_Entries provided:_

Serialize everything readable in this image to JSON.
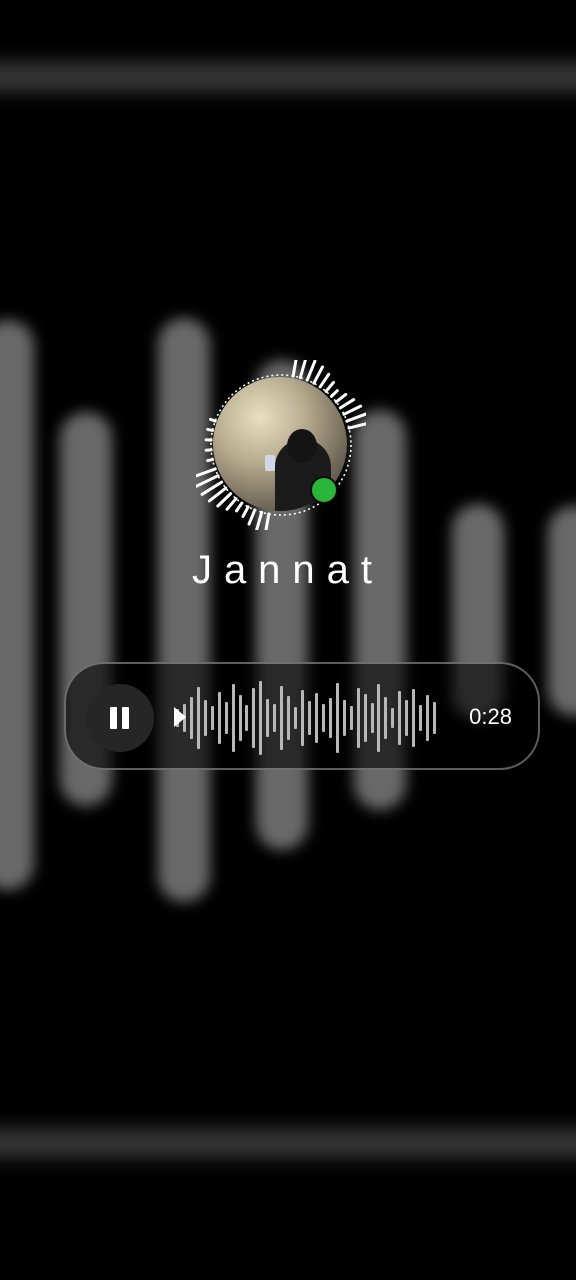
{
  "profile": {
    "name": "Jannat",
    "status": "online",
    "status_color": "#2ab53b"
  },
  "voice_note": {
    "duration": "0:28",
    "state": "playing",
    "progress": 0.0,
    "waveform_levels": [
      0.22,
      0.34,
      0.52,
      0.78,
      0.44,
      0.3,
      0.66,
      0.4,
      0.86,
      0.58,
      0.32,
      0.74,
      0.92,
      0.48,
      0.36,
      0.8,
      0.55,
      0.28,
      0.7,
      0.42,
      0.62,
      0.34,
      0.5,
      0.88,
      0.46,
      0.3,
      0.76,
      0.6,
      0.38,
      0.84,
      0.52,
      0.26,
      0.68,
      0.44,
      0.72,
      0.32,
      0.58,
      0.4
    ]
  },
  "icons": {
    "pause": "pause-icon",
    "online": "online-dot-icon"
  },
  "colors": {
    "background": "#000000",
    "accent_green": "#2ab53b",
    "text": "#ffffff"
  }
}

_Goal of the exercise:_ Return the whole listing, word for word, and leave out every picture.

_Exercise response:_
Serialize everything readable in this image to JSON.
{
  "profile": {
    "name": "Jannat",
    "status": "online",
    "status_color": "#2ab53b"
  },
  "voice_note": {
    "duration": "0:28",
    "state": "playing",
    "progress": 0.0,
    "waveform_levels": [
      0.22,
      0.34,
      0.52,
      0.78,
      0.44,
      0.3,
      0.66,
      0.4,
      0.86,
      0.58,
      0.32,
      0.74,
      0.92,
      0.48,
      0.36,
      0.8,
      0.55,
      0.28,
      0.7,
      0.42,
      0.62,
      0.34,
      0.5,
      0.88,
      0.46,
      0.3,
      0.76,
      0.6,
      0.38,
      0.84,
      0.52,
      0.26,
      0.68,
      0.44,
      0.72,
      0.32,
      0.58,
      0.4
    ]
  },
  "icons": {
    "pause": "pause-icon",
    "online": "online-dot-icon"
  },
  "colors": {
    "background": "#000000",
    "accent_green": "#2ab53b",
    "text": "#ffffff"
  }
}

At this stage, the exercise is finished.